[START OF DATA PROVIDED]

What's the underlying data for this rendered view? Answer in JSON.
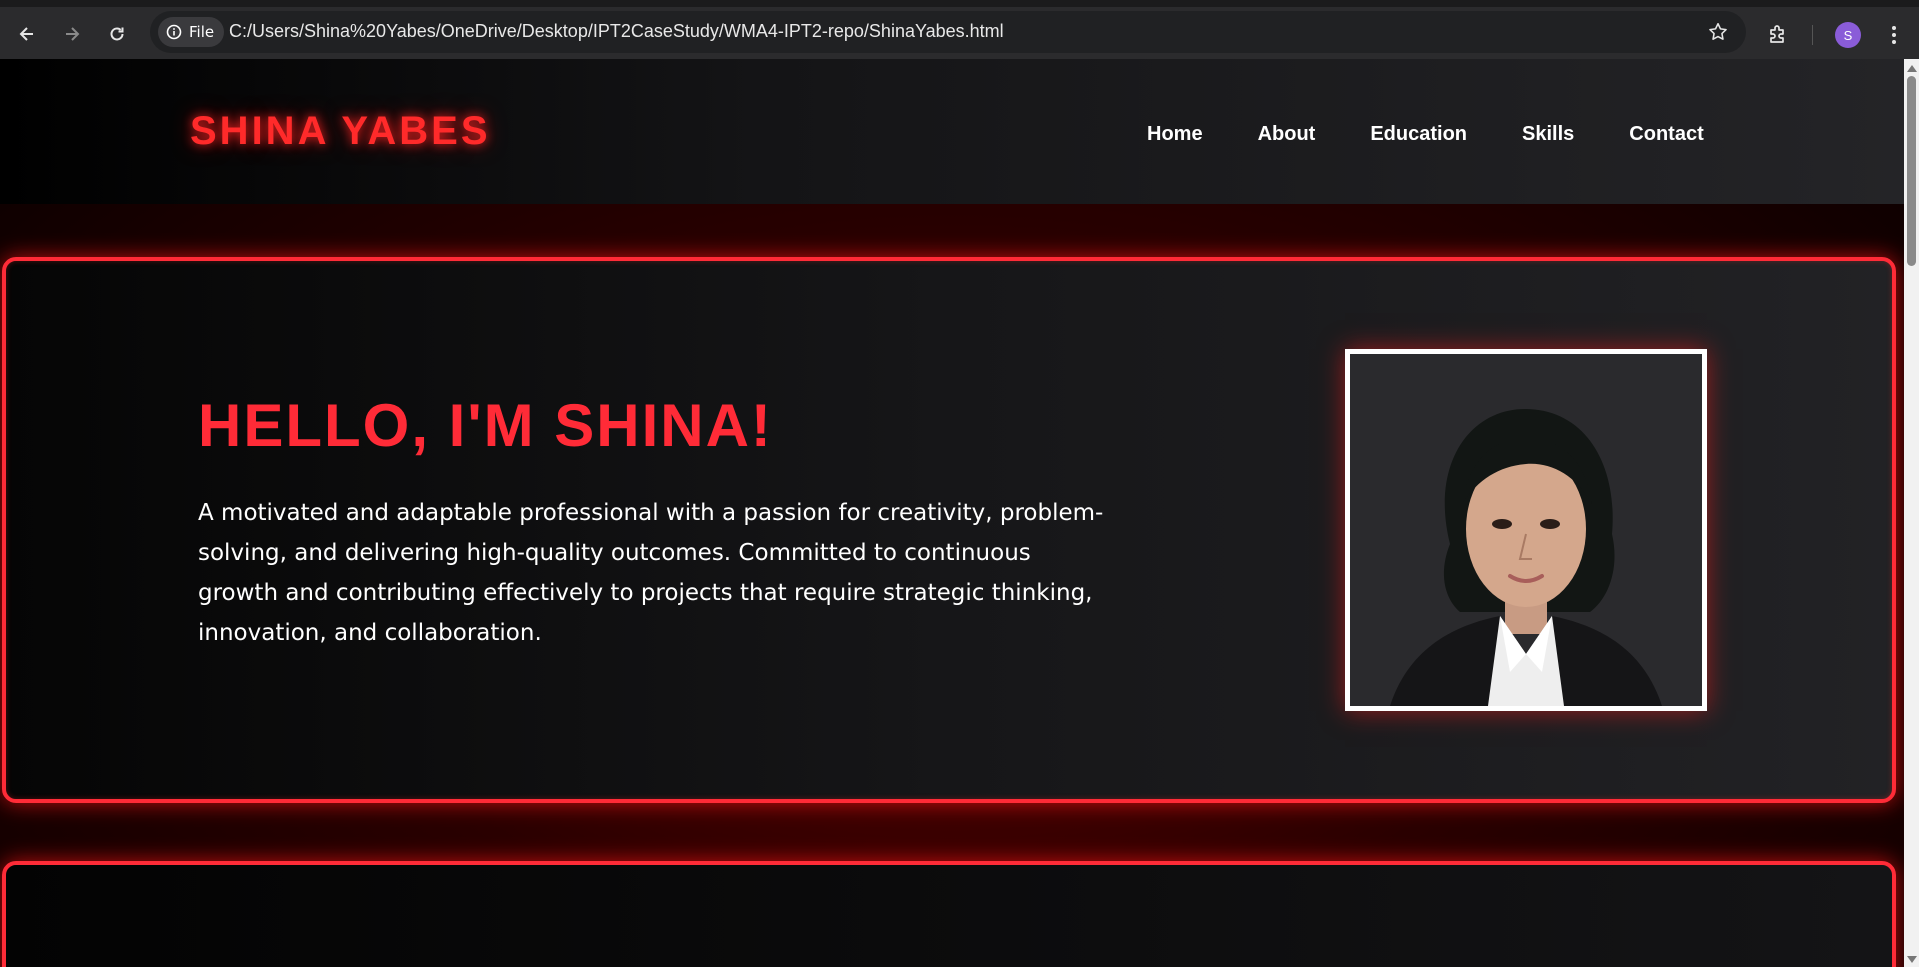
{
  "browser": {
    "back_icon": "arrow-left-icon",
    "forward_icon": "arrow-right-icon",
    "reload_icon": "reload-icon",
    "file_chip_label": "File",
    "url": "C:/Users/Shina%20Yabes/OneDrive/Desktop/IPT2CaseStudy/WMA4-IPT2-repo/ShinaYabes.html",
    "profile_initial": "S",
    "accent_color": "#8a5cd8"
  },
  "site": {
    "logo": "SHINA YABES",
    "nav": [
      {
        "label": "Home"
      },
      {
        "label": "About"
      },
      {
        "label": "Education"
      },
      {
        "label": "Skills"
      },
      {
        "label": "Contact"
      }
    ],
    "hero": {
      "heading": "HELLO, I'M SHINA!",
      "description": "A motivated and adaptable professional with a passion for creativity, problem-solving, and delivering high-quality outcomes. Committed to continuous growth and contributing effectively to projects that require strategic thinking, innovation, and collaboration."
    },
    "colors": {
      "accent_red": "#ff2b37",
      "background": "#000000",
      "text": "#ffffff"
    }
  }
}
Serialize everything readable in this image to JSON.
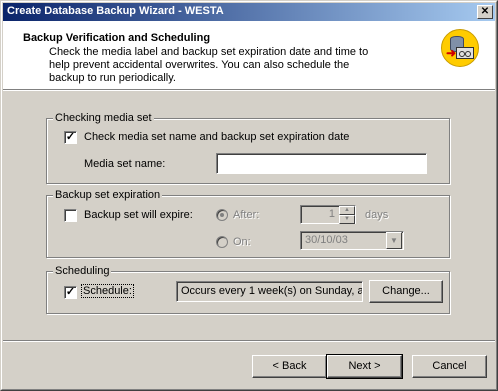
{
  "window": {
    "title": "Create Database Backup Wizard - WESTA",
    "close_glyph": "✕"
  },
  "header": {
    "title": "Backup Verification and Scheduling",
    "description": "Check the media label and backup set expiration date and time to help prevent accidental overwrites. You can also schedule the backup to run periodically.",
    "icon": "database-backup-icon"
  },
  "media_set": {
    "legend": "Checking media set",
    "check_label": "Check media set name and backup set expiration date",
    "checked": true,
    "name_label": "Media set name:",
    "name_value": ""
  },
  "expiration": {
    "legend": "Backup set expiration",
    "check_label": "Backup set will expire:",
    "checked": false,
    "after_label": "After:",
    "after_selected": true,
    "after_value": "1",
    "after_unit": "days",
    "on_label": "On:",
    "on_value": "30/10/03"
  },
  "scheduling": {
    "legend": "Scheduling",
    "check_label": "Schedule:",
    "checked": true,
    "schedule_text": "Occurs every 1 week(s) on Sunday, a",
    "change_label": "Change..."
  },
  "footer": {
    "back_label": "< Back",
    "next_label": "Next >",
    "cancel_label": "Cancel"
  }
}
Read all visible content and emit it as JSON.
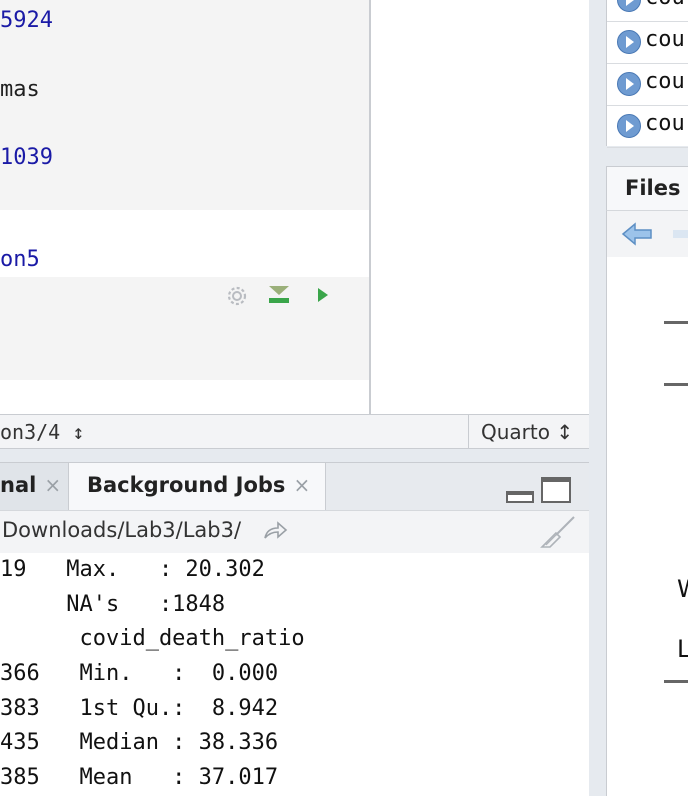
{
  "editor": {
    "lines": [
      {
        "text": "5924",
        "color": "#1a1aa6"
      },
      {
        "text": "mas",
        "color": "#1f1f1f"
      },
      {
        "text": "1039",
        "color": "#1a1aa6"
      },
      {
        "text": "on5",
        "color": "#1a1aa6"
      }
    ]
  },
  "statusbar": {
    "left": "on3/4 ↕",
    "right": "Quarto ↕"
  },
  "console_tabs": {
    "terminal_label": "nal",
    "background_jobs_label": "Background Jobs",
    "close_glyph": "×"
  },
  "console": {
    "path": "Downloads/Lab3/Lab3/",
    "lines": [
      "19   Max.   : 20.302",
      "     NA's   :1848",
      "      covid_death_ratio",
      "366   Min.   :  0.000",
      "383   1st Qu.:  8.942",
      "435   Median : 38.336",
      "385   Mean   : 37.017"
    ]
  },
  "environment": {
    "rows": [
      {
        "label": "cou"
      },
      {
        "label": "cou"
      },
      {
        "label": "cou"
      },
      {
        "label": "cou"
      }
    ]
  },
  "files": {
    "tab_label": "Files",
    "text_w": "W",
    "text_l": "L"
  },
  "colors": {
    "run_green": "#3aa54a",
    "accent_blue": "#6f9bd1"
  }
}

[END OF DATA PROVIDED]

Leave the pictures out and reproduce all of the records exactly.

» THE RESULT
What's the underlying data for this rendered view? Answer in JSON.
{
  "browser": {
    "back_icon": "arrow-left-icon",
    "forward_icon": "arrow-right-icon",
    "reload_icon": "reload-icon",
    "file_chip_label": "File",
    "url": "C:/Users/Shina%20Yabes/OneDrive/Desktop/IPT2CaseStudy/WMA4-IPT2-repo/ShinaYabes.html",
    "profile_initial": "S",
    "accent_color": "#8a5cd8"
  },
  "site": {
    "logo": "SHINA YABES",
    "nav": [
      {
        "label": "Home"
      },
      {
        "label": "About"
      },
      {
        "label": "Education"
      },
      {
        "label": "Skills"
      },
      {
        "label": "Contact"
      }
    ],
    "hero": {
      "heading": "HELLO, I'M SHINA!",
      "description": "A motivated and adaptable professional with a passion for creativity, problem-solving, and delivering high-quality outcomes. Committed to continuous growth and contributing effectively to projects that require strategic thinking, innovation, and collaboration."
    },
    "colors": {
      "accent_red": "#ff2b37",
      "background": "#000000",
      "text": "#ffffff"
    }
  }
}
Serialize everything readable in this image to JSON.
{
  "window": {
    "title": "Create Database Backup Wizard - WESTA",
    "close_glyph": "✕"
  },
  "header": {
    "title": "Backup Verification and Scheduling",
    "description": "Check the media label and backup set expiration date and time to help prevent accidental overwrites. You can also schedule the backup to run periodically.",
    "icon": "database-backup-icon"
  },
  "media_set": {
    "legend": "Checking media set",
    "check_label": "Check media set name and backup set expiration date",
    "checked": true,
    "name_label": "Media set name:",
    "name_value": ""
  },
  "expiration": {
    "legend": "Backup set expiration",
    "check_label": "Backup set will expire:",
    "checked": false,
    "after_label": "After:",
    "after_selected": true,
    "after_value": "1",
    "after_unit": "days",
    "on_label": "On:",
    "on_value": "30/10/03"
  },
  "scheduling": {
    "legend": "Scheduling",
    "check_label": "Schedule:",
    "checked": true,
    "schedule_text": "Occurs every 1 week(s) on Sunday, a",
    "change_label": "Change..."
  },
  "footer": {
    "back_label": "< Back",
    "next_label": "Next >",
    "cancel_label": "Cancel"
  }
}
Read all visible content and emit it as JSON.
{
  "editor": {
    "lines": [
      {
        "text": "5924",
        "color": "#1a1aa6"
      },
      {
        "text": "mas",
        "color": "#1f1f1f"
      },
      {
        "text": "1039",
        "color": "#1a1aa6"
      },
      {
        "text": "on5",
        "color": "#1a1aa6"
      }
    ]
  },
  "statusbar": {
    "left": "on3/4 ↕",
    "right": "Quarto ↕"
  },
  "console_tabs": {
    "terminal_label": "nal",
    "background_jobs_label": "Background Jobs",
    "close_glyph": "×"
  },
  "console": {
    "path": "Downloads/Lab3/Lab3/",
    "lines": [
      "19   Max.   : 20.302",
      "     NA's   :1848",
      "      covid_death_ratio",
      "366   Min.   :  0.000",
      "383   1st Qu.:  8.942",
      "435   Median : 38.336",
      "385   Mean   : 37.017"
    ]
  },
  "environment": {
    "rows": [
      {
        "label": "cou"
      },
      {
        "label": "cou"
      },
      {
        "label": "cou"
      },
      {
        "label": "cou"
      }
    ]
  },
  "files": {
    "tab_label": "Files",
    "text_w": "W",
    "text_l": "L"
  },
  "colors": {
    "run_green": "#3aa54a",
    "accent_blue": "#6f9bd1"
  }
}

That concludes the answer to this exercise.